PROBLEM STATEMENT
Will you output the entries below exactly, skipping every image they contain?

PROVIDED MATERIAL
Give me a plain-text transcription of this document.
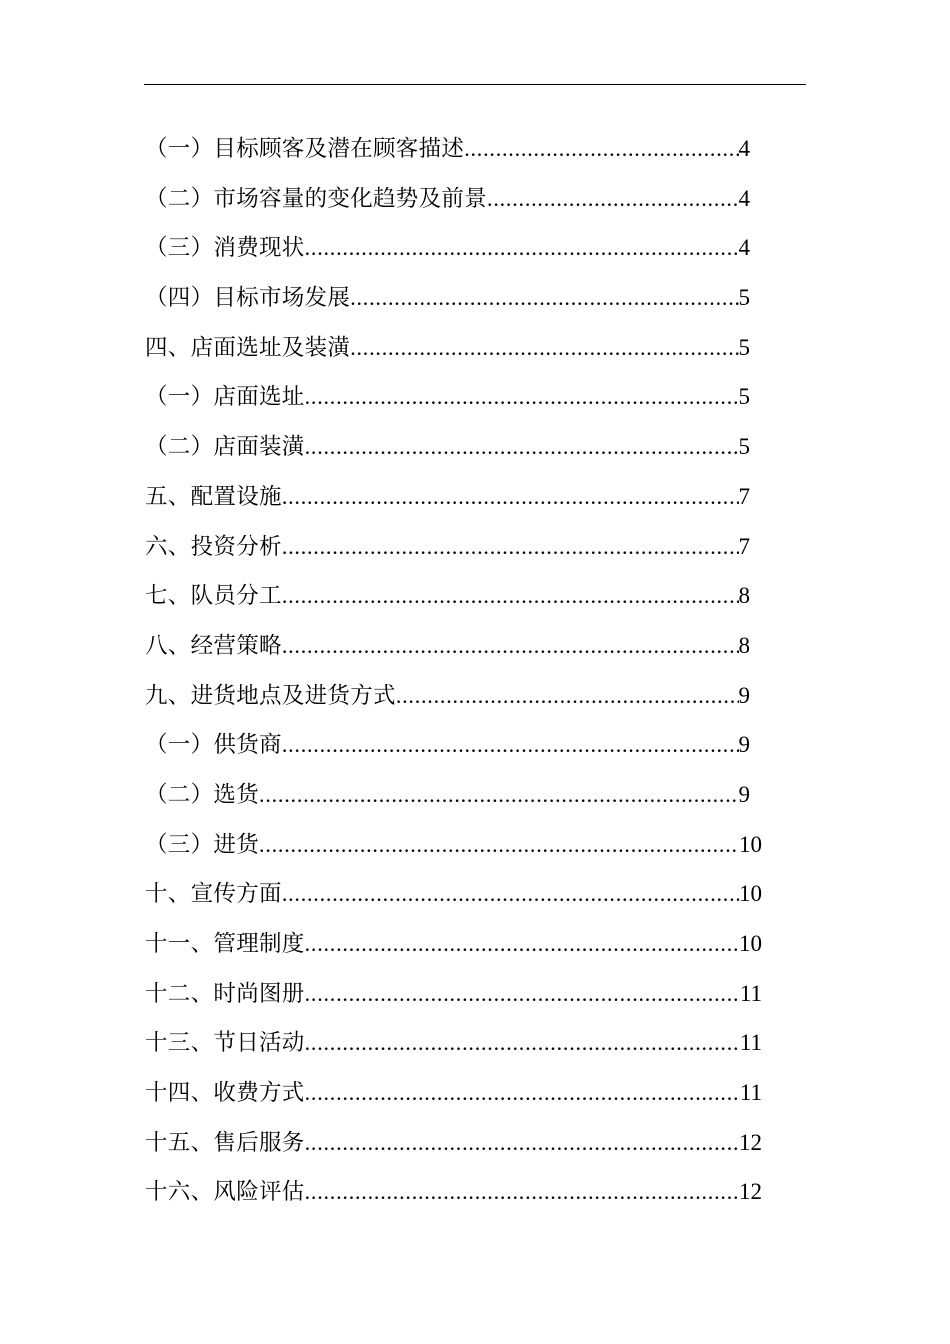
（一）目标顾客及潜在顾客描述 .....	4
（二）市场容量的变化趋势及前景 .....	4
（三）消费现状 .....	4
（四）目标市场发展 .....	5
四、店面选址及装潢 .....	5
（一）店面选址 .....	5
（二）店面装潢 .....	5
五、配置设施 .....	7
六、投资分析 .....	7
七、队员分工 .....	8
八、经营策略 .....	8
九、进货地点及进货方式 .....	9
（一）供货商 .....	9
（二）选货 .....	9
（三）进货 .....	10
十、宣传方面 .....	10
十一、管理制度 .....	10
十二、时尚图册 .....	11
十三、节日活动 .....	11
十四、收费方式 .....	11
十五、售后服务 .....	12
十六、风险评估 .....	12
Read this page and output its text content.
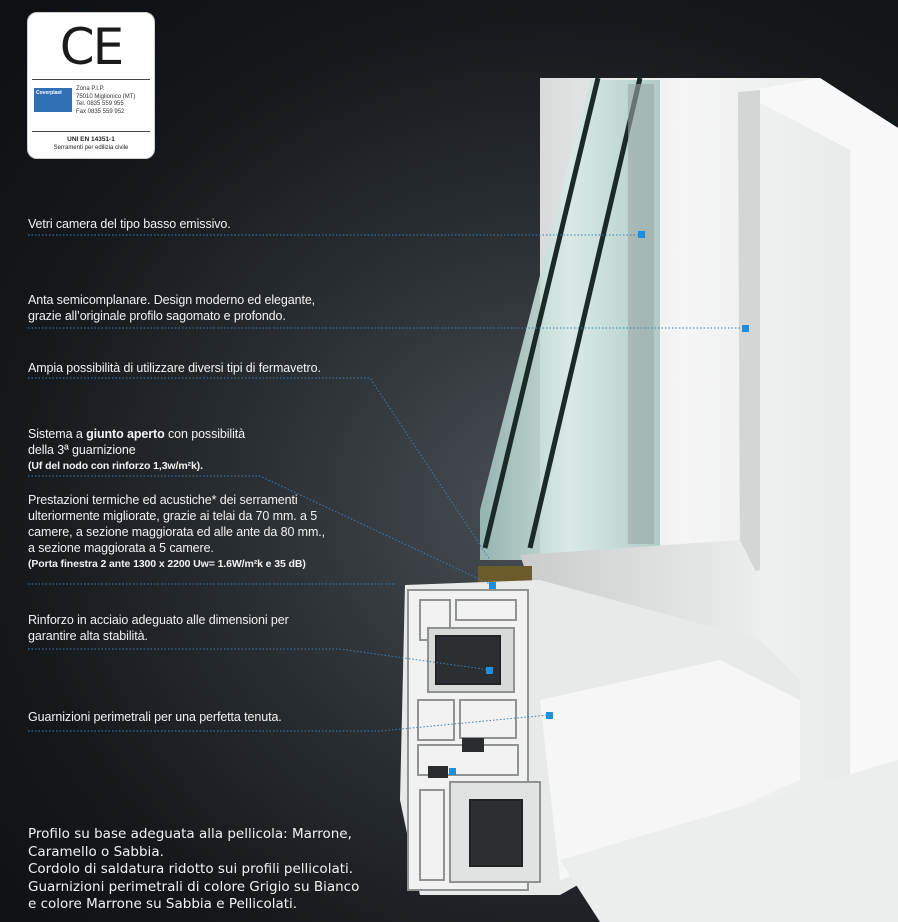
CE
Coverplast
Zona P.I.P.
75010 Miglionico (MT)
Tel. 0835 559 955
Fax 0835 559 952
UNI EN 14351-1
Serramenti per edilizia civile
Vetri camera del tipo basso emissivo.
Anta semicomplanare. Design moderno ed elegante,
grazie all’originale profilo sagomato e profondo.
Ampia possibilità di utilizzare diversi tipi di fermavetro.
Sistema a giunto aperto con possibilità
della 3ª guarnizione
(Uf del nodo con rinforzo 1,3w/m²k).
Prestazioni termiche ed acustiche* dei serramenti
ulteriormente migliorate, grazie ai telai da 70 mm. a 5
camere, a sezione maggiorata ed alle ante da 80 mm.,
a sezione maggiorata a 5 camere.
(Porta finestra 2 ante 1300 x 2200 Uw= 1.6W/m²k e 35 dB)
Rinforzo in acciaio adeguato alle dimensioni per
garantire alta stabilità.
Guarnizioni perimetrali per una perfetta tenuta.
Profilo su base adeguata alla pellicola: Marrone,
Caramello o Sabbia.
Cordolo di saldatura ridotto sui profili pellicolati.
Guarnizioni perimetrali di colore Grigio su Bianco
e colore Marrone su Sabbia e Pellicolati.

PROBLEM SOLUTION
Give me a plain-text transcription of this document.
（一）目标顾客及潜在顾客描述 .....	4
（二）市场容量的变化趋势及前景 .....	4
（三）消费现状 .....	4
（四）目标市场发展 .....	5
四、店面选址及装潢 .....	5
（一）店面选址 .....	5
（二）店面装潢 .....	5
五、配置设施 .....	7
六、投资分析 .....	7
七、队员分工 .....	8
八、经营策略 .....	8
九、进货地点及进货方式 .....	9
（一）供货商 .....	9
（二）选货 .....	9
（三）进货 .....	10
十、宣传方面 .....	10
十一、管理制度 .....	10
十二、时尚图册 .....	11
十三、节日活动 .....	11
十四、收费方式 .....	11
十五、售后服务 .....	12
十六、风险评估 .....	12
Read this page and output its text content.
CE
Coverplast
Zona P.I.P.
75010 Miglionico (MT)
Tel. 0835 559 955
Fax 0835 559 952
UNI EN 14351-1
Serramenti per edilizia civile
Vetri camera del tipo basso emissivo.
Anta semicomplanare. Design moderno ed elegante,
grazie all’originale profilo sagomato e profondo.
Ampia possibilità di utilizzare diversi tipi di fermavetro.
Sistema a giunto aperto con possibilità
della 3ª guarnizione
(Uf del nodo con rinforzo 1,3w/m²k).
Prestazioni termiche ed acustiche* dei serramenti
ulteriormente migliorate, grazie ai telai da 70 mm. a 5
camere, a sezione maggiorata ed alle ante da 80 mm.,
a sezione maggiorata a 5 camere.
(Porta finestra 2 ante 1300 x 2200 Uw= 1.6W/m²k e 35 dB)
Rinforzo in acciaio adeguato alle dimensioni per
garantire alta stabilità.
Guarnizioni perimetrali per una perfetta tenuta.
Profilo su base adeguata alla pellicola: Marrone,
Caramello o Sabbia.
Cordolo di saldatura ridotto sui profili pellicolati.
Guarnizioni perimetrali di colore Grigio su Bianco
e colore Marrone su Sabbia e Pellicolati.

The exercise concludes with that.